[Directions for this task]: Copy out, from the entries below, each line that holds the string "Permutation".

• • • • •

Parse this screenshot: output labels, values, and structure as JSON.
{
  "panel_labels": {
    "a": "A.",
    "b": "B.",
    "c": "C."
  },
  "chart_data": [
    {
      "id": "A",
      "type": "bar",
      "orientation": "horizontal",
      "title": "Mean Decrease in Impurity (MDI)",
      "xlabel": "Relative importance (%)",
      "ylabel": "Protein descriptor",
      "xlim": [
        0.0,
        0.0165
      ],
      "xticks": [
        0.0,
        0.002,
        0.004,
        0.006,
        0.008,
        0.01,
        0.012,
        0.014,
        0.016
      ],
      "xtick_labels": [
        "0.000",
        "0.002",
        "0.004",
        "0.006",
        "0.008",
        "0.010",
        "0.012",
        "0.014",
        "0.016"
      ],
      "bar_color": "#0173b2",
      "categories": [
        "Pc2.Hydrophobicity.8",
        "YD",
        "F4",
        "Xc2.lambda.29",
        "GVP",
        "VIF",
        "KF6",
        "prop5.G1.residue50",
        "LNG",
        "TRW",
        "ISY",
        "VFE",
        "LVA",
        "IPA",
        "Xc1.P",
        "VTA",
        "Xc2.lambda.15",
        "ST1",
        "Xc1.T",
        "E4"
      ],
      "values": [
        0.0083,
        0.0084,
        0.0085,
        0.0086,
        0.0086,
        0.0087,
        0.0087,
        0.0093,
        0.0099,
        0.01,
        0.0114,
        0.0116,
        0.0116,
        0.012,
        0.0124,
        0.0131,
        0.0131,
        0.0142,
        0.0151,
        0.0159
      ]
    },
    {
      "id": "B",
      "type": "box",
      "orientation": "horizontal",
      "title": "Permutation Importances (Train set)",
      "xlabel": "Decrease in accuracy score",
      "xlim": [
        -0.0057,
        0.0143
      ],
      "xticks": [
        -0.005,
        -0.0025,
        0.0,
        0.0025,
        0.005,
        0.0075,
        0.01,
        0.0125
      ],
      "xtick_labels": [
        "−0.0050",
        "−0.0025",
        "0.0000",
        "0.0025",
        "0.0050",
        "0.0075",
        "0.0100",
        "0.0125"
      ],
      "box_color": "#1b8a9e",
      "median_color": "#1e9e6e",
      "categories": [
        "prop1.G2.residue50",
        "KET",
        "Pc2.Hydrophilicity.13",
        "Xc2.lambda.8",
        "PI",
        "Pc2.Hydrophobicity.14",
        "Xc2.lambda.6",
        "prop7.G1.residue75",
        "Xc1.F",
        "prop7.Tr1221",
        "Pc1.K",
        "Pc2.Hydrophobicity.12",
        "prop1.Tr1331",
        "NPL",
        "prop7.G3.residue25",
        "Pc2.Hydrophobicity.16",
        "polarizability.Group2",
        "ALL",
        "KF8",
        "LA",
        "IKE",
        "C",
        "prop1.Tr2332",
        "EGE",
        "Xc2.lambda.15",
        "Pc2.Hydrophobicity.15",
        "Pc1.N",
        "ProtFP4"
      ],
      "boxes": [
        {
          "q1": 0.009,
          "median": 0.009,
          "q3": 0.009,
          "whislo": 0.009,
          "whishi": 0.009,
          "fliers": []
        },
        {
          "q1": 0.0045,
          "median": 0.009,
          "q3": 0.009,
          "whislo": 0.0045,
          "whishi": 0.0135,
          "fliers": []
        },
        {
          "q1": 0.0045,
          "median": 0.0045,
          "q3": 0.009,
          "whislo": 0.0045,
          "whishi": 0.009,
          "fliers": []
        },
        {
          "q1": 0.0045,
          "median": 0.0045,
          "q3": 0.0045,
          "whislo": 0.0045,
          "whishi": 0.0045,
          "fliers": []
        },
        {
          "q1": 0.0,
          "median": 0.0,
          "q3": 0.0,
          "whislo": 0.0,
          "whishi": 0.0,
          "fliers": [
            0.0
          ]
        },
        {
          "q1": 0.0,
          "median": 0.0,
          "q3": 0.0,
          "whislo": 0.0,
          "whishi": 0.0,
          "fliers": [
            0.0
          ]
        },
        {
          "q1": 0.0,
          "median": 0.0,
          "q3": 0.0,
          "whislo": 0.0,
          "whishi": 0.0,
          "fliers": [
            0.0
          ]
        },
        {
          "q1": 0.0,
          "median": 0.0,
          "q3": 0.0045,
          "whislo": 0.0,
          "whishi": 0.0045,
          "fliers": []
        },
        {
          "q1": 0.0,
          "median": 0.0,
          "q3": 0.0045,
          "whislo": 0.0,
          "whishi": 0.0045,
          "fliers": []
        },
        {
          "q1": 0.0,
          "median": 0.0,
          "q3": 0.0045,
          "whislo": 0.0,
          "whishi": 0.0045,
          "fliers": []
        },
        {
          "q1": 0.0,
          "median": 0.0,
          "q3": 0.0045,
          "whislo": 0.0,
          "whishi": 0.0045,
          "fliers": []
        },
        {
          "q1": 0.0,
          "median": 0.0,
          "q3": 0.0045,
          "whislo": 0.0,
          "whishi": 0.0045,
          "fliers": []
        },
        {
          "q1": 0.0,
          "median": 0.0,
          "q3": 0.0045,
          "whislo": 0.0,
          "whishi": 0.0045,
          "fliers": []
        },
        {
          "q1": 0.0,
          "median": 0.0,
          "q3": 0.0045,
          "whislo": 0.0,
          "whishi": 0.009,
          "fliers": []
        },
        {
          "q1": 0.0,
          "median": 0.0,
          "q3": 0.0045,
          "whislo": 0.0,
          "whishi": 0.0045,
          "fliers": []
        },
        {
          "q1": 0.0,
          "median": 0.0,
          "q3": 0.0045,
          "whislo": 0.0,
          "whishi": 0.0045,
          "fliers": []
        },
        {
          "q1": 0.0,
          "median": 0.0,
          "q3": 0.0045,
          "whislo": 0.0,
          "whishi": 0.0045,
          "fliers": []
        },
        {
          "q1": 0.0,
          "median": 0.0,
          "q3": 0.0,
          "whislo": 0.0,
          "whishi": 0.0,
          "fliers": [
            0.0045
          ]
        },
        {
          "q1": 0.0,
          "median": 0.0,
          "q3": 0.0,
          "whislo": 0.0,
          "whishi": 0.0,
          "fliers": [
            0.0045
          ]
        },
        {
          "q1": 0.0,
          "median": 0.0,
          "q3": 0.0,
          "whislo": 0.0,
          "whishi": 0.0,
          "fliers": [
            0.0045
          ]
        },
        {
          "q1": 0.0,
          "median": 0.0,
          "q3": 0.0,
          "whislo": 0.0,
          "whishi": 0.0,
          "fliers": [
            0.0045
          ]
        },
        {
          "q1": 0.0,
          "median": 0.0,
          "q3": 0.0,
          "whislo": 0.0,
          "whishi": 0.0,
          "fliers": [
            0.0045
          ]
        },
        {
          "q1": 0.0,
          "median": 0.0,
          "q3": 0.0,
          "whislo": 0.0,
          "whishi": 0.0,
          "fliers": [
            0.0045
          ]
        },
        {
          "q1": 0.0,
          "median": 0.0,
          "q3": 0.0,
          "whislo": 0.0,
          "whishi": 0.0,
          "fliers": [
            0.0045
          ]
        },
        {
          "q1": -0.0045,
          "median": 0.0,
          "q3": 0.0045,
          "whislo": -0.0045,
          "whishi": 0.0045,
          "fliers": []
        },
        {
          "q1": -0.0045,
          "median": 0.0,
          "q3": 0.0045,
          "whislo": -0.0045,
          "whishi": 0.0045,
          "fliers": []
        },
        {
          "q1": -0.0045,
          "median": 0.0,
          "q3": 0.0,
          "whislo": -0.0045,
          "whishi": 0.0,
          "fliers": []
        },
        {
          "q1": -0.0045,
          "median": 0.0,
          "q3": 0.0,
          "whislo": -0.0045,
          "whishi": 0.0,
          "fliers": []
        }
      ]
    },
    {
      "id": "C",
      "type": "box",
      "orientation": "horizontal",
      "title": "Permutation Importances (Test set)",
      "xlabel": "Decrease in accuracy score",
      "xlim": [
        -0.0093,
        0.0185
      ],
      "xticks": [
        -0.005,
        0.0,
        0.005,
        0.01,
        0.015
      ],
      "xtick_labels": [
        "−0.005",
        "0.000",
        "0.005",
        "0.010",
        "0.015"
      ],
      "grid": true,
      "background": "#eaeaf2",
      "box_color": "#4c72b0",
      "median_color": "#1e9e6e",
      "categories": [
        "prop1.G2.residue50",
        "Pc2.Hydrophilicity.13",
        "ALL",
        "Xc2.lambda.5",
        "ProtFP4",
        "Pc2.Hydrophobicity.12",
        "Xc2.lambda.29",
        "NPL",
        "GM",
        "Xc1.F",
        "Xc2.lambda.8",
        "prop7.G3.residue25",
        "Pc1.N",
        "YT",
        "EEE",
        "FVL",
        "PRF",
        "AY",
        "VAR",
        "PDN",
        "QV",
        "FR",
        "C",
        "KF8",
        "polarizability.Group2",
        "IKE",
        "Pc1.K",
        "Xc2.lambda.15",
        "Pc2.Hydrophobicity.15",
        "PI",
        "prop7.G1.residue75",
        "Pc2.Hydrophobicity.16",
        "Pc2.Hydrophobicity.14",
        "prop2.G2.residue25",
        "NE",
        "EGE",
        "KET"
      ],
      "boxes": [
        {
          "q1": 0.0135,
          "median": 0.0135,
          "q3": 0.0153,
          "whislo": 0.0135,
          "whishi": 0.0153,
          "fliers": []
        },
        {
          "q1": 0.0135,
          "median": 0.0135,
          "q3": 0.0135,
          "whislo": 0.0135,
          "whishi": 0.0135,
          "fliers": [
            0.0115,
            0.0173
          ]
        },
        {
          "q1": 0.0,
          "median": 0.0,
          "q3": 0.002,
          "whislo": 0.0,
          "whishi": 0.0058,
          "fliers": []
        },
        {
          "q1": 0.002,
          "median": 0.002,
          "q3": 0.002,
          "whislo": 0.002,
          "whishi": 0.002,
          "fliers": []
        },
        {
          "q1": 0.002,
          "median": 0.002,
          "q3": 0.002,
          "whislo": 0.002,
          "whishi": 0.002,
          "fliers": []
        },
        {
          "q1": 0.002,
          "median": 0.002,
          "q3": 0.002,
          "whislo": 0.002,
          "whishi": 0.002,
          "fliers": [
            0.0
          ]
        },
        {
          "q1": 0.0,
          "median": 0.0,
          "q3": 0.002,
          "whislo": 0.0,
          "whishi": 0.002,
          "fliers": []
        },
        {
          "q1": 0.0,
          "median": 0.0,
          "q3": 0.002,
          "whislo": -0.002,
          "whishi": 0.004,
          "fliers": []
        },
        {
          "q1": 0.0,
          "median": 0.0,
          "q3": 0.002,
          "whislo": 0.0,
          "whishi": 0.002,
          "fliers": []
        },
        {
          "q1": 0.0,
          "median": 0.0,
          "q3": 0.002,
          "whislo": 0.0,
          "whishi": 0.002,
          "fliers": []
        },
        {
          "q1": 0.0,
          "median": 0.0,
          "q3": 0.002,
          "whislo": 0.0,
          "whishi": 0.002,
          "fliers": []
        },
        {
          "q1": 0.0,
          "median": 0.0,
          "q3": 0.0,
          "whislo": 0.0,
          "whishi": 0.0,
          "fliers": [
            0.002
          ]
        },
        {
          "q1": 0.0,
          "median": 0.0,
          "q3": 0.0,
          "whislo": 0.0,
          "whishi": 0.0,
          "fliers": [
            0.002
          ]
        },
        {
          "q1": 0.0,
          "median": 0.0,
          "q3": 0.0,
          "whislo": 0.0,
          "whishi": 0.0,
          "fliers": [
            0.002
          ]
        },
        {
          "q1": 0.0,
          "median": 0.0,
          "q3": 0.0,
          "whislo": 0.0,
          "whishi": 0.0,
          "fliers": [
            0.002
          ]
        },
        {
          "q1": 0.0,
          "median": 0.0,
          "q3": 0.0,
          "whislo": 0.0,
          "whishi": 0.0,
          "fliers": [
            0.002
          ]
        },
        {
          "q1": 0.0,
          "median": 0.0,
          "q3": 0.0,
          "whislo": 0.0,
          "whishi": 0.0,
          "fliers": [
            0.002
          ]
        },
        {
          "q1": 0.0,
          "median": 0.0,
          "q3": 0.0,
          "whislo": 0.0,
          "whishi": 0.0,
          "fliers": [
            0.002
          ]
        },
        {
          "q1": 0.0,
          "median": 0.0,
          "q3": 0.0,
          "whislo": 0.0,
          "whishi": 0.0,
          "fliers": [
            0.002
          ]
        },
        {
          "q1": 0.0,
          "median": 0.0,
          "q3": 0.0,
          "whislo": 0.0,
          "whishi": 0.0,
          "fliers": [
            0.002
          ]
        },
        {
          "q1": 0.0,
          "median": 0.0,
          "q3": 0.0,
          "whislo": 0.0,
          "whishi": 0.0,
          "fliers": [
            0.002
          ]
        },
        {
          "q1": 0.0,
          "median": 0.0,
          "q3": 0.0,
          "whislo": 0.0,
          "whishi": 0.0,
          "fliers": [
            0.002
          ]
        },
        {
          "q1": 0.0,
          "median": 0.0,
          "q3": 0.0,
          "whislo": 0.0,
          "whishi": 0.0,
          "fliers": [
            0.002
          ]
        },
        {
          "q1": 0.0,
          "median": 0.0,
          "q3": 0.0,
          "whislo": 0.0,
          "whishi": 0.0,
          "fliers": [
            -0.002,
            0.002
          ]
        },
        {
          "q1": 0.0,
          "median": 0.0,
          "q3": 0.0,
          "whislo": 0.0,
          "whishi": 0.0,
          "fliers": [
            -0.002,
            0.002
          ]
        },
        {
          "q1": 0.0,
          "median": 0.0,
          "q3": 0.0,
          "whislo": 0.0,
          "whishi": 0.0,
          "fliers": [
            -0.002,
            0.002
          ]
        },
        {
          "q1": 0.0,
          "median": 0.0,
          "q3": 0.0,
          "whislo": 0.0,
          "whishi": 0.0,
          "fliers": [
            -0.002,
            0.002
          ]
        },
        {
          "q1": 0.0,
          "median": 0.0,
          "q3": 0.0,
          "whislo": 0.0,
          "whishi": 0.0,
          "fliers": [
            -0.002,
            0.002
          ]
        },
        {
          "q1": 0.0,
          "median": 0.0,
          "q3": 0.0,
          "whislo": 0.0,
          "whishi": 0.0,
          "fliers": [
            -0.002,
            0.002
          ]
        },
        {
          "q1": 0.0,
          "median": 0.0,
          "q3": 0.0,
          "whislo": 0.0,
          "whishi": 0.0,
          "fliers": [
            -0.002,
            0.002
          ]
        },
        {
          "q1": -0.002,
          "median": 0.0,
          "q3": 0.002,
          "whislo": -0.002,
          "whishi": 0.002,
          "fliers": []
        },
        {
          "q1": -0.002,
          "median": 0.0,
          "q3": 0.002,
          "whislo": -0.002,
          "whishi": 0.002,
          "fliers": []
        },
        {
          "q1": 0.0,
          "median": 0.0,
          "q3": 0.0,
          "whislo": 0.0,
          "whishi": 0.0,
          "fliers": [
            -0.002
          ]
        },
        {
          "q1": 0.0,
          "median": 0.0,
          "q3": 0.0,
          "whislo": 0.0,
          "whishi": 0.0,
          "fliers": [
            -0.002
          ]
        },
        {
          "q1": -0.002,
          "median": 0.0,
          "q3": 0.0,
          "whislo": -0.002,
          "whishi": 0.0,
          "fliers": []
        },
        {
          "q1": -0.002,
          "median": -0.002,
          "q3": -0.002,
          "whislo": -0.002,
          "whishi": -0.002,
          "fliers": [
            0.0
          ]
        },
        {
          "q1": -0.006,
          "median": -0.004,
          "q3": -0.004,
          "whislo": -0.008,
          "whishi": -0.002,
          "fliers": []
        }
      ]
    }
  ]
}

• • • • •

[Your response]:
      "title": "Permutation Importances (Train set)",
      "title": "Permutation Importances (Test set)",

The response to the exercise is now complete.